### The request
Copy word for word the part of the I2C driver discussion that opens with the words containing "Eric, does this" and closes with "start the engine.".

[START Source]

Eric, does this look good to you as a code comment:

/*
  * Note about I2C_C_CLEAR on error:
  * The I2C_C_CLEAR on errors will take some time to resolve -- if you 
were in
  * non-idle state and I2C_C_READ, it sets an abort_rx flag and runs through
  * the state machine to send a NACK and a STOP. Since we're setting CLEAR
  * without I2CEN, that NACK will be hanging around queued up for next time
  * we start the engine.
  */


If it is, I'll resend the series with this change and add all the ack's 
and r-b's.

Noralf.
Eric Anholt Oct. 3, 2016, 6:58 p.m. UTC | #5
Noralf Trønnes <noralf@tronnes.org> writes:

> Den 29.09.2016 07:37, skrev Stefan Wahren:
>>> Noralf Trønnes <noralf@tronnes.org> hat am 29. September 2016 um 00:22
>>> geschrieben:
>>>
>>>
>>>
>>> Den 29.09.2016 00:00, skrev Eric Anholt:
>>>> Noralf Trønnes <noralf@tronnes.org> writes:
>>>>
>>>>> If an unexpected TXW or RXR interrupt occurs (msg_buf_remaining == 0),
>>>>> the driver has no way to fill/drain the FIFO to stop the interrupts.

[END Source]
[START Material provided]

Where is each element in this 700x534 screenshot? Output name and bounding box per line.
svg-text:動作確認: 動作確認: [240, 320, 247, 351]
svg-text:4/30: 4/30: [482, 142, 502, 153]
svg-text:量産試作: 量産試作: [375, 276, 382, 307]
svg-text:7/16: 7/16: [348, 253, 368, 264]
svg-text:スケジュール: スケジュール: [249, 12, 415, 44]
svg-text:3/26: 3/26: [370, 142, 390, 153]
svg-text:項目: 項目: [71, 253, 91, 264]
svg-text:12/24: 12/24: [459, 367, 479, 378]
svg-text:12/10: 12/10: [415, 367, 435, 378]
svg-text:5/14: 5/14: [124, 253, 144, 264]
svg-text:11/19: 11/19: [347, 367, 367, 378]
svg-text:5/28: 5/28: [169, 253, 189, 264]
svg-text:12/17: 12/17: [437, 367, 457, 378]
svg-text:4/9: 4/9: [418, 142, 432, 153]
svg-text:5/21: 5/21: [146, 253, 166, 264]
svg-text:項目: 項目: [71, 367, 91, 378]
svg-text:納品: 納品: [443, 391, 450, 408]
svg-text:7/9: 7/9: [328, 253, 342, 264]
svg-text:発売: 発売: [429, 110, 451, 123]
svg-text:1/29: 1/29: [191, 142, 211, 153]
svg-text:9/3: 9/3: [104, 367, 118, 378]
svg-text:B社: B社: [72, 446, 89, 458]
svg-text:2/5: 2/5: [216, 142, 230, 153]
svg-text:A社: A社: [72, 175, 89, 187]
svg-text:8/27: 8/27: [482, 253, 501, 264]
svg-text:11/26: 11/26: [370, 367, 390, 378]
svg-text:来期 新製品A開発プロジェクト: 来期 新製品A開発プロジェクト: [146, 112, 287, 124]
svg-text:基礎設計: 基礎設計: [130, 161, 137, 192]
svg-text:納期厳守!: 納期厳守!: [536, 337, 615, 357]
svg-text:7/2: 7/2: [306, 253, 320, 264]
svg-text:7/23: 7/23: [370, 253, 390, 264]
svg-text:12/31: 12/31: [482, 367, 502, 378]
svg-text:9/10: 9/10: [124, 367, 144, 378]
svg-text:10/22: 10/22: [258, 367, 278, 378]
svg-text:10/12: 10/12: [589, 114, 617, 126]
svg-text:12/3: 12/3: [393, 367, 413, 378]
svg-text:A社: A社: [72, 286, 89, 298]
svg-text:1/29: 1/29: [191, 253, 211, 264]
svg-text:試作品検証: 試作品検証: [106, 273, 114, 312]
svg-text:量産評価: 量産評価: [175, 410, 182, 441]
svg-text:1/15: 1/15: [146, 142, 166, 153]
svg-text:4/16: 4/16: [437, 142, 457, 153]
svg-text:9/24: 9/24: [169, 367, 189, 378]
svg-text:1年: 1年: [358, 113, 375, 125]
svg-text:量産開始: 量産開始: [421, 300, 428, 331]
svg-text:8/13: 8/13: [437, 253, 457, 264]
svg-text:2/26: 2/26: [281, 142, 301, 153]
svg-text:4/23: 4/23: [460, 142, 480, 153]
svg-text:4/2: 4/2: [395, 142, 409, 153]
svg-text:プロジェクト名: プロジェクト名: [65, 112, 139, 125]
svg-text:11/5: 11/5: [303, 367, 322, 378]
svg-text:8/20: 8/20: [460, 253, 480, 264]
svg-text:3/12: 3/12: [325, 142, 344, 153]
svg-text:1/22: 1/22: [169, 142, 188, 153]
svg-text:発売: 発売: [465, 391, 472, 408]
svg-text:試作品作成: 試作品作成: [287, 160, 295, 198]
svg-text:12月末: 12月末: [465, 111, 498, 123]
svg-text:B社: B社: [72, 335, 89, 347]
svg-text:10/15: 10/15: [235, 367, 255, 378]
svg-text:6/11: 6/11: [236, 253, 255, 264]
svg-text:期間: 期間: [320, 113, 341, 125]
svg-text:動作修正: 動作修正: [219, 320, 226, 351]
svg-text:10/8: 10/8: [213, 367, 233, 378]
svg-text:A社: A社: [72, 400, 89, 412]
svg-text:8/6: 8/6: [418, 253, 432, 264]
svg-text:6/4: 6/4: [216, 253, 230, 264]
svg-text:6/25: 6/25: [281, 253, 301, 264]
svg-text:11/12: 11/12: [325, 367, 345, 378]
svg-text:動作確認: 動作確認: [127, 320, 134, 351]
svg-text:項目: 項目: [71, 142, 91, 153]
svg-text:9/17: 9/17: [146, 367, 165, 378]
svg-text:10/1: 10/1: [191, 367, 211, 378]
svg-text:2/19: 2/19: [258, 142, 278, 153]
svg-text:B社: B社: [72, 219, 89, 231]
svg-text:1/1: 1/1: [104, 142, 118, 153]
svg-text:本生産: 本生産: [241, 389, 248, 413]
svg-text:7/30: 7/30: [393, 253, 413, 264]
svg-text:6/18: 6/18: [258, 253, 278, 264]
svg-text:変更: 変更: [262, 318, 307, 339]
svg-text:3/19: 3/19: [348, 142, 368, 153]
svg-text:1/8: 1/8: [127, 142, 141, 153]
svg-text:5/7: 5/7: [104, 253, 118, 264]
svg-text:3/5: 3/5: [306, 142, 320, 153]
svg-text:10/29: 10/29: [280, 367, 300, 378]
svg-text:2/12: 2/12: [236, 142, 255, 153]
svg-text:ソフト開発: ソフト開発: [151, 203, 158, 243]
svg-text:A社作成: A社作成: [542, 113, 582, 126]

[END Material provided]

### Solution for this task
Eric, does this look good to you as a code comment:

/*
  * Note about I2C_C_CLEAR on error:
  * The I2C_C_CLEAR on errors will take some time to resolve -- if you 
were in
  * non-idle state and I2C_C_READ, it sets an abort_rx flag and runs through
  * the state machine to send a NACK and a STOP. Since we're setting CLEAR
  * without I2CEN, that NACK will be hanging around queued up for next time
  * we start the engine.